**THE REQUEST**
Pick out each line containing the string "机械设备板块各子行业表现" and copy it.

Items from a dataset
** begin **

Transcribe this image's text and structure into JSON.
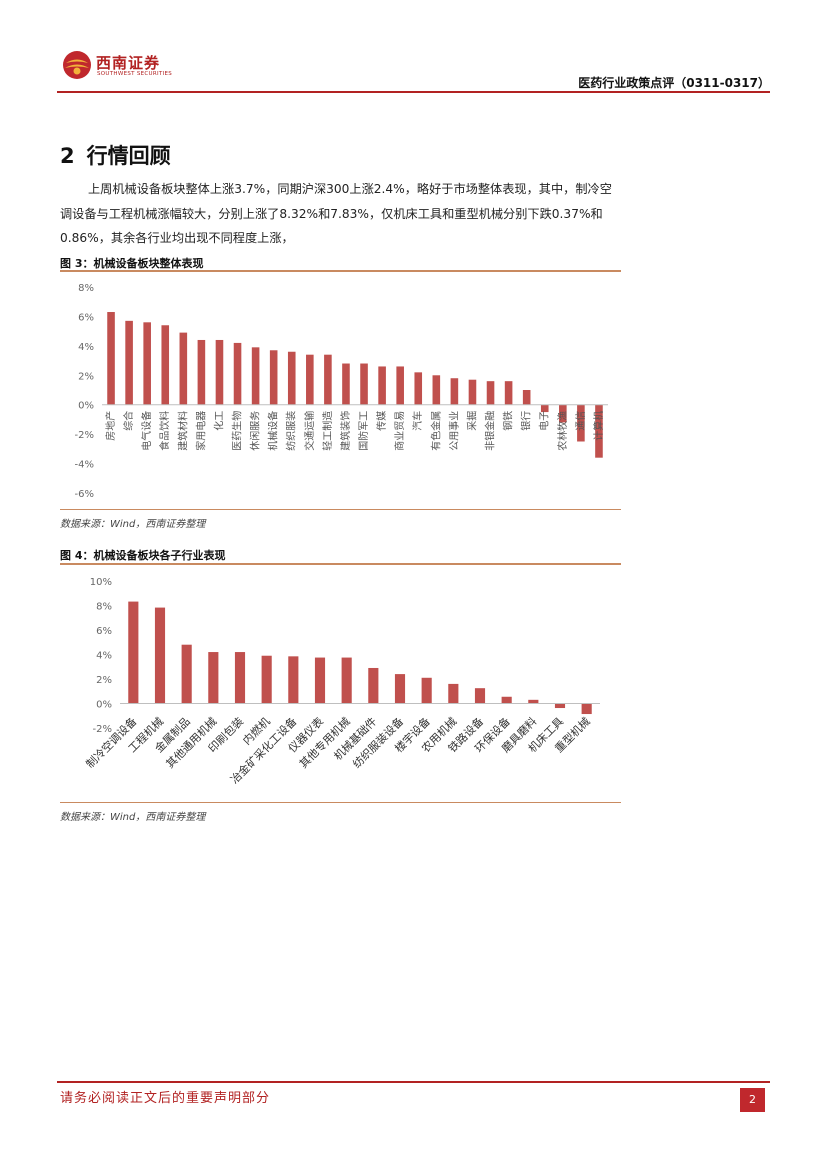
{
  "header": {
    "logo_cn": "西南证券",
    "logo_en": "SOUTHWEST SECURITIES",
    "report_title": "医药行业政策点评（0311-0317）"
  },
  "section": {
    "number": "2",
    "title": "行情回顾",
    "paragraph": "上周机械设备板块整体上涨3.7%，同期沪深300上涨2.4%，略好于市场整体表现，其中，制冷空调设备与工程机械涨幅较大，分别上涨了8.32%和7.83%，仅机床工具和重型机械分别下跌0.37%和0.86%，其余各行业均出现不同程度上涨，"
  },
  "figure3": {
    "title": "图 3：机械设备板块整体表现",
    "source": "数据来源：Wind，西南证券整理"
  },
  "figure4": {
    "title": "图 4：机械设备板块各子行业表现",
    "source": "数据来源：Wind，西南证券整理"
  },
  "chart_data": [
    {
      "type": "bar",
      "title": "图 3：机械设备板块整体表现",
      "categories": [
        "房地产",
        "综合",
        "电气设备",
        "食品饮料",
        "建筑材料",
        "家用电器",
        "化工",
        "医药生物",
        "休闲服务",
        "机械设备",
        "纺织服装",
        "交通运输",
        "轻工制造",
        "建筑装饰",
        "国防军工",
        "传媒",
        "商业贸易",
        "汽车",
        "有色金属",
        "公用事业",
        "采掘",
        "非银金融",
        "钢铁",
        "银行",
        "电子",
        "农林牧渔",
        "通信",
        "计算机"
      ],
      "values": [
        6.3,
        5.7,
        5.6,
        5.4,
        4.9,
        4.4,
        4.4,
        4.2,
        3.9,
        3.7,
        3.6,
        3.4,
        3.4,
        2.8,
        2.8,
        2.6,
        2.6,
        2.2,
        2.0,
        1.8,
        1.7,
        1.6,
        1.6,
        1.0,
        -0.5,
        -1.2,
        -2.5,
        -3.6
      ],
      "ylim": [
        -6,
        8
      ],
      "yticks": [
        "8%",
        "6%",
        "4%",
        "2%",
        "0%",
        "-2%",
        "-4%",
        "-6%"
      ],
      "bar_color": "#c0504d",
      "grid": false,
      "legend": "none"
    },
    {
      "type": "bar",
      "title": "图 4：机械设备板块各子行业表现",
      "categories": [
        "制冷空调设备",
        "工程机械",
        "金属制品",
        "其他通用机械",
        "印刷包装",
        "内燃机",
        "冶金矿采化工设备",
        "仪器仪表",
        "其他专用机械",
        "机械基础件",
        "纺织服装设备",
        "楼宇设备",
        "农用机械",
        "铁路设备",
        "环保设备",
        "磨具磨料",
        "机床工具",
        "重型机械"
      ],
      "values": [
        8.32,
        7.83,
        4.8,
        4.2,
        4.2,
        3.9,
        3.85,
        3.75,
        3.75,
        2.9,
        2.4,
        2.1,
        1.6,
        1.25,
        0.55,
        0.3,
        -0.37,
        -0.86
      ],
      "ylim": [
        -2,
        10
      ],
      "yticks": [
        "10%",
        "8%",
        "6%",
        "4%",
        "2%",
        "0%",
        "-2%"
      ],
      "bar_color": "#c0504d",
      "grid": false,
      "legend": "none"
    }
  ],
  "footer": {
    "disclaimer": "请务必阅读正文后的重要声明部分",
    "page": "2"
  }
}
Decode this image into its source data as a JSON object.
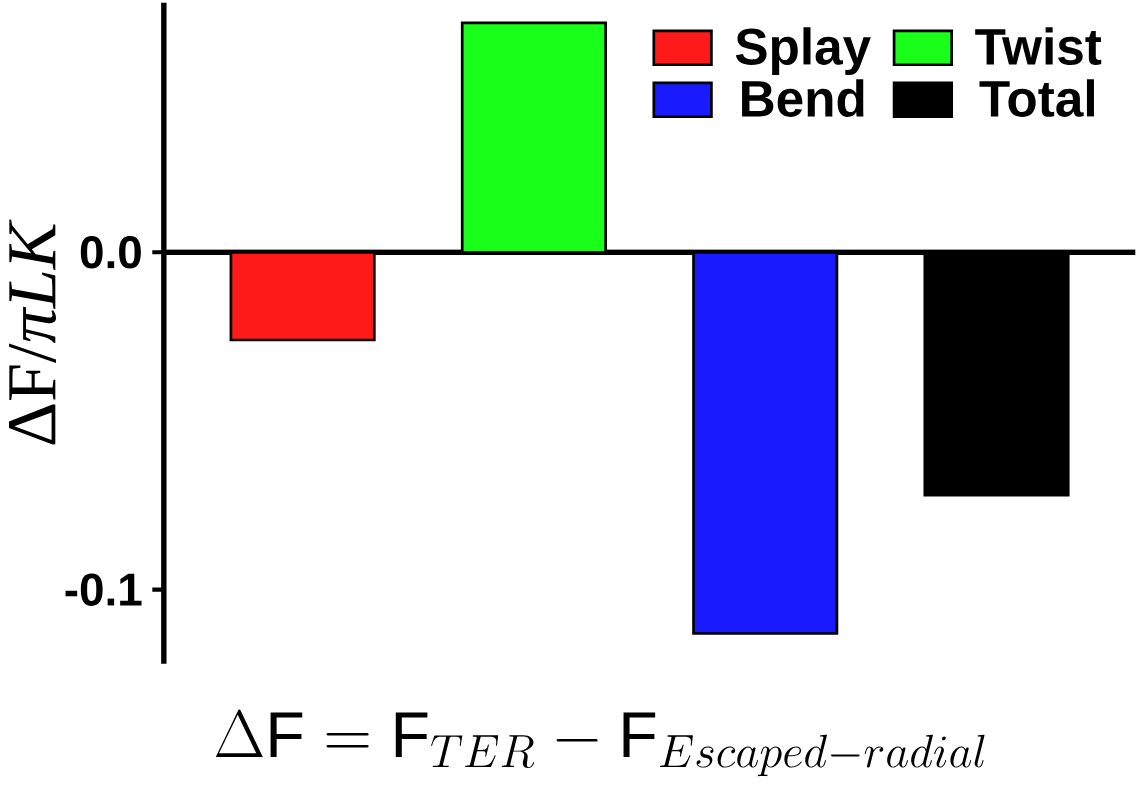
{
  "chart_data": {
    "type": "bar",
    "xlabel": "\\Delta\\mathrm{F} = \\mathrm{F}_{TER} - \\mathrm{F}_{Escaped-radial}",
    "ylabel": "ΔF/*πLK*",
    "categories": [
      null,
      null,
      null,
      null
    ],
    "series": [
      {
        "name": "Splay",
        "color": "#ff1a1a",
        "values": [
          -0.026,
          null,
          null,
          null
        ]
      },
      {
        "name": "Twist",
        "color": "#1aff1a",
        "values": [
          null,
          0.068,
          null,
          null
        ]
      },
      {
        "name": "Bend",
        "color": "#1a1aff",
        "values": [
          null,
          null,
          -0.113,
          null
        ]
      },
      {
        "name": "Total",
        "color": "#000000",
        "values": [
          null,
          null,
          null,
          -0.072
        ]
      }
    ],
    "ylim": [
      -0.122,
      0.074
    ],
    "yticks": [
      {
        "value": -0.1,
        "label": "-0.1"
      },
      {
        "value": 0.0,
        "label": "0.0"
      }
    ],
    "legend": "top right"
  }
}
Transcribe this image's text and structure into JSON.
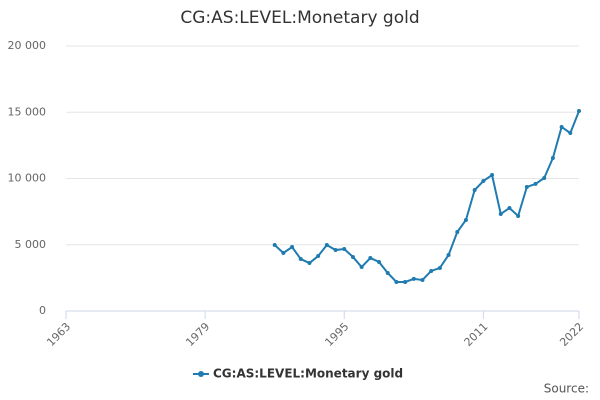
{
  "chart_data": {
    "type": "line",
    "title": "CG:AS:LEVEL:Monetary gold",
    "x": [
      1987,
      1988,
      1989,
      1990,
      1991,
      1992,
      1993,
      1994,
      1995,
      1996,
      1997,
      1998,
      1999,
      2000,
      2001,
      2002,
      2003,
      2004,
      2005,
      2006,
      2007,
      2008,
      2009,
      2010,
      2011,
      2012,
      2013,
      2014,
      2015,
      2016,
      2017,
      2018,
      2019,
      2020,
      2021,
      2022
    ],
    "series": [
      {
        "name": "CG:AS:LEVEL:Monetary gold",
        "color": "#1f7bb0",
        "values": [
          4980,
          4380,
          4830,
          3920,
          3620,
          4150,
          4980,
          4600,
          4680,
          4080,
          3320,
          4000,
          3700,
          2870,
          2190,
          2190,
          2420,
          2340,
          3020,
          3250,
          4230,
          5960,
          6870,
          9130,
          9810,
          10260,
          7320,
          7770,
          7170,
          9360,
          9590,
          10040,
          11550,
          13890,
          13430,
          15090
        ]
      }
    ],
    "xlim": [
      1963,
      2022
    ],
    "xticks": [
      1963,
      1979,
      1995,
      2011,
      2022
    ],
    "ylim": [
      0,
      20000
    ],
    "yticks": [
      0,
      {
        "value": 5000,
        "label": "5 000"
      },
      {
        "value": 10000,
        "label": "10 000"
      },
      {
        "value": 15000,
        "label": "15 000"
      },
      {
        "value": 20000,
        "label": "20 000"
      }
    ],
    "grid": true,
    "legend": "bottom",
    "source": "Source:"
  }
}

** end **

**RESPONSE**
    "title": "图 4：机械设备板块各子行业表现",
      "title": "图 4：机械设备板块各子行业表现",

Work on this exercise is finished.